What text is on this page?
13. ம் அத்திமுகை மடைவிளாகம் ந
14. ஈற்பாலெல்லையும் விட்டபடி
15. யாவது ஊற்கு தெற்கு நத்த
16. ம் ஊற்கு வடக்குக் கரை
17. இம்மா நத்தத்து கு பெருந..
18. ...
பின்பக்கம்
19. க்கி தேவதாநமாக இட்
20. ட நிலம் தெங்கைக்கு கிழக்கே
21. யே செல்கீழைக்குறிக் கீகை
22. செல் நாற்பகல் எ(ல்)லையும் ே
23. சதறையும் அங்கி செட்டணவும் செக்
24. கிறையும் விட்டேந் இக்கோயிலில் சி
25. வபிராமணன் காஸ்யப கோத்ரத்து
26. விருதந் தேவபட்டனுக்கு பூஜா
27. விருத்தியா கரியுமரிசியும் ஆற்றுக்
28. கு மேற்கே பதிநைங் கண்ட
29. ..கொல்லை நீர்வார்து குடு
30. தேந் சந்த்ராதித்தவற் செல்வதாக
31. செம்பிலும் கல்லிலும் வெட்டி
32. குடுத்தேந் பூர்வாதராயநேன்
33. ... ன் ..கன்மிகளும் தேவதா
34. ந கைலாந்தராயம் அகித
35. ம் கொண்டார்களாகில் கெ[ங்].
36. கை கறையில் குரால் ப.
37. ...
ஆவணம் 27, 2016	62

———

■ TASK OBJECTIVE ■
Copy the data above exactly. Every line must be included.

■ REPLY ■
What text is on this page?
13. ம் அத்திமுகை மடைவிளாகம் ந
14. ஈற்பாலெல்லையும் விட்டபடி
15. யாவது ஊற்கு தெற்கு நத்த
16. ம் ஊற்கு வடக்குக் கரை
17. இம்மா நத்தத்து கு பெருந..
18. ...
பின்பக்கம்
19. க்கி தேவதாநமாக இட்
20. ட நிலம் தெங்கைக்கு கிழக்கே
21. யே செல்கீழைக்குறிக் கீகை
22. செல் நாற்பகல் எ(ல்)லையும் ே
23. சதறையும் அங்கி செட்டணவும் செக்
24. கிறையும் விட்டேந் இக்கோயிலில் சி
25. வபிராமணன் காஸ்யப கோத்ரத்து
26. விருதந் தேவபட்டனுக்கு பூஜா
27. விருத்தியா கரியுமரிசியும் ஆற்றுக்
28. கு மேற்கே பதிநைங் கண்ட
29. ..கொல்லை நீர்வார்து குடு
30. தேந் சந்த்ராதித்தவற் செல்வதாக
31. செம்பிலும் கல்லிலும் வெட்டி
32. குடுத்தேந் பூர்வாதராயநேன்
33. ... ன் ..கன்மிகளும் தேவதா
34. ந கைலாந்தராயம் அகித
35. ம் கொண்டார்களாகில் கெ[ங்].
36. கை கறையில் குரால் ப.
37. ...
ஆவணம் 27, 2016	62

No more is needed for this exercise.